Task requirements: Copy out the lines again, unchanged, from the first line through the line containing "502, 595, 518]".

··· Provided data

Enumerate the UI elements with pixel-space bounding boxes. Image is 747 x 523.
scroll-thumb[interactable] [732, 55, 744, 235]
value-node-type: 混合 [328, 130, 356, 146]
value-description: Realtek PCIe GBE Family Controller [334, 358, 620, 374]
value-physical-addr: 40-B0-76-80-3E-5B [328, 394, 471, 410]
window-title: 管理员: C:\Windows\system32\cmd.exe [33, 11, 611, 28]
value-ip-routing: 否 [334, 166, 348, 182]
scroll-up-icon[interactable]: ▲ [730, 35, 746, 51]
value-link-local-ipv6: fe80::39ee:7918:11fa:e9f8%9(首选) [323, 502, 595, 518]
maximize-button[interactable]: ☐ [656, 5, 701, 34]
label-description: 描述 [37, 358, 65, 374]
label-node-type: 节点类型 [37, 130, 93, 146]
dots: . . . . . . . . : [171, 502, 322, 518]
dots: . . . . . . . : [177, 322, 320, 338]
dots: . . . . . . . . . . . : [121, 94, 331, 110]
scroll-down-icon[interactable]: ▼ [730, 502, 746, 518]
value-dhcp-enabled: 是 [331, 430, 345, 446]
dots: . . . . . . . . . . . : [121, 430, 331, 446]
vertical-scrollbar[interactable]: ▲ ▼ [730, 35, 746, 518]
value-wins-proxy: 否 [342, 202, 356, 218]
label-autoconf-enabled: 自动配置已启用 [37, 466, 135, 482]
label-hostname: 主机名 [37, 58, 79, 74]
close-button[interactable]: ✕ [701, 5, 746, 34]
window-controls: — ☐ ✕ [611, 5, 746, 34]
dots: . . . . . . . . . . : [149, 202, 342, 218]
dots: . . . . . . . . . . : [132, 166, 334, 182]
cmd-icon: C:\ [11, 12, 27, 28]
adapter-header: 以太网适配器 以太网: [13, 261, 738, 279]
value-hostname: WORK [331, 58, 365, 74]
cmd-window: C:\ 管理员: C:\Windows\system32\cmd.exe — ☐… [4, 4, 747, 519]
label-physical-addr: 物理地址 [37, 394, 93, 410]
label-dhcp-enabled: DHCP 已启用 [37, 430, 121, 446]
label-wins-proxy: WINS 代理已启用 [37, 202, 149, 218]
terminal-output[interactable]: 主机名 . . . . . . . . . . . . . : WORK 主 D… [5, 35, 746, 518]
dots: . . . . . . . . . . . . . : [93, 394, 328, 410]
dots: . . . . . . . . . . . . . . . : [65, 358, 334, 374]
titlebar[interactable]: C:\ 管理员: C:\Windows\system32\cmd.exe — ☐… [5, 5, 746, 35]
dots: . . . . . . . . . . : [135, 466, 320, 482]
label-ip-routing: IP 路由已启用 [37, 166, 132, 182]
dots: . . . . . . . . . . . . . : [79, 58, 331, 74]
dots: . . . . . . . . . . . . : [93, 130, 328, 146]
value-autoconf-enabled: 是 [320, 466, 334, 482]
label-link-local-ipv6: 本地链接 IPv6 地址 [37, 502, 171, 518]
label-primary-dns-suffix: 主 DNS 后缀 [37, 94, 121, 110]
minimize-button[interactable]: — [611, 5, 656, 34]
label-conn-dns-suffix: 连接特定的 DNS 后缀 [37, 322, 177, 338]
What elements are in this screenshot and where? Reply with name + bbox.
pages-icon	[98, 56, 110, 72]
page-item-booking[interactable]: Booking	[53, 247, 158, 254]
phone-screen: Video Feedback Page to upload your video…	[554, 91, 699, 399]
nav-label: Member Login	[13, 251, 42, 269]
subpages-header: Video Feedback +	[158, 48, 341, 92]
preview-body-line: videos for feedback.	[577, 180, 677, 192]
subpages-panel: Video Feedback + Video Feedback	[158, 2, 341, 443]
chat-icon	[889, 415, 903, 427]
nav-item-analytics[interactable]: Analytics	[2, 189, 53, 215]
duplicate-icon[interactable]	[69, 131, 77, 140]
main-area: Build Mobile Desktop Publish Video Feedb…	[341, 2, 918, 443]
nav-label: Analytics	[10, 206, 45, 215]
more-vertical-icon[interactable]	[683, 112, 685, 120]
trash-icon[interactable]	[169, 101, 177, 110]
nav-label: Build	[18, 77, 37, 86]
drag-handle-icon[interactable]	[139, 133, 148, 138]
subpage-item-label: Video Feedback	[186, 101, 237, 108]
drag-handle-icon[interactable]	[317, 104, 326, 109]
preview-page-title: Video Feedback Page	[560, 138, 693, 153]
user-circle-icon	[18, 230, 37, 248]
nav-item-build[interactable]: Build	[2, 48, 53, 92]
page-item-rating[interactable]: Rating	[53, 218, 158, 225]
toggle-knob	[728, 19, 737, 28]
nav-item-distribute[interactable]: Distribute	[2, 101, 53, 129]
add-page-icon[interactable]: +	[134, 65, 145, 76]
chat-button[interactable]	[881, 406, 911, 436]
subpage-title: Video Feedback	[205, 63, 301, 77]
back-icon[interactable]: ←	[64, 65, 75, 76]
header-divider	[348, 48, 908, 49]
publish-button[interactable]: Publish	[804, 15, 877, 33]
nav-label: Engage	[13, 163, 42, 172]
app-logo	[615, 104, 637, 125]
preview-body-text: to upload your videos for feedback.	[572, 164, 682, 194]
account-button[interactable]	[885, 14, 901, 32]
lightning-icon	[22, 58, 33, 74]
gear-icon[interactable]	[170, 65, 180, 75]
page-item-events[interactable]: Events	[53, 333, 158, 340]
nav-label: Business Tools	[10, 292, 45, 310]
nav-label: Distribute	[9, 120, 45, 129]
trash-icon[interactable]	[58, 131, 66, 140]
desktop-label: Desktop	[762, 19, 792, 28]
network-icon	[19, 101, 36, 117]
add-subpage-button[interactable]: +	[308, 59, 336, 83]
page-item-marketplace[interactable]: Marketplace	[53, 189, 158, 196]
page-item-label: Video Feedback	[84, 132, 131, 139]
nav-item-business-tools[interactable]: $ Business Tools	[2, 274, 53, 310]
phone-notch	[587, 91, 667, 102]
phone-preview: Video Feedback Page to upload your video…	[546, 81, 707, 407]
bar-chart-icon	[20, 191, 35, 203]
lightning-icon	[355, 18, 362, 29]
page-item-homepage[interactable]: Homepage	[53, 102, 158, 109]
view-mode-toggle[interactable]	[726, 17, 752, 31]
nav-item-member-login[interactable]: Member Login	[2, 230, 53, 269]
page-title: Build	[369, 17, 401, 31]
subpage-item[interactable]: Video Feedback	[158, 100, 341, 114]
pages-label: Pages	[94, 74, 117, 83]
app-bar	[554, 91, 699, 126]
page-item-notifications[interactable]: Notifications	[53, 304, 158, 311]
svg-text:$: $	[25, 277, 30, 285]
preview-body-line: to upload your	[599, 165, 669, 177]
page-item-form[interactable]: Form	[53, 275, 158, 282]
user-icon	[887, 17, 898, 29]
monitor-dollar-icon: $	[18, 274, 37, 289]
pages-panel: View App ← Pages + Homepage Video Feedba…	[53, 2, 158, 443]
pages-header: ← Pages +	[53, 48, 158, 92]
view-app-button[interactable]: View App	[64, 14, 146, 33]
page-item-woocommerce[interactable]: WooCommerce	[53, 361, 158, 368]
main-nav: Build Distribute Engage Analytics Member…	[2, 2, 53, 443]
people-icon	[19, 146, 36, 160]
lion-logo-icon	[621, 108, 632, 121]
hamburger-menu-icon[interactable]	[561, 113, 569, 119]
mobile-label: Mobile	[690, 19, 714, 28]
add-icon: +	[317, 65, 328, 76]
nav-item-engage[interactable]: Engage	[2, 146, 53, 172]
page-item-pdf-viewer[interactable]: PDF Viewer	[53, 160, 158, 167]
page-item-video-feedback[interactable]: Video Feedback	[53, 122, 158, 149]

······

Solution to this task:
Enumerate the UI elements with pixel-space bounding boxes. Image is 747 x 523.
scroll-thumb[interactable] [732, 55, 744, 235]
value-node-type: 混合 [328, 130, 356, 146]
value-description: Realtek PCIe GBE Family Controller [334, 358, 620, 374]
value-physical-addr: 40-B0-76-80-3E-5B [328, 394, 471, 410]
window-title: 管理员: C:\Windows\system32\cmd.exe [33, 11, 611, 28]
value-ip-routing: 否 [334, 166, 348, 182]
scroll-up-icon[interactable]: ▲ [730, 35, 746, 51]
value-link-local-ipv6: fe80::39ee:7918:11fa:e9f8%9(首选) [323, 502, 595, 518]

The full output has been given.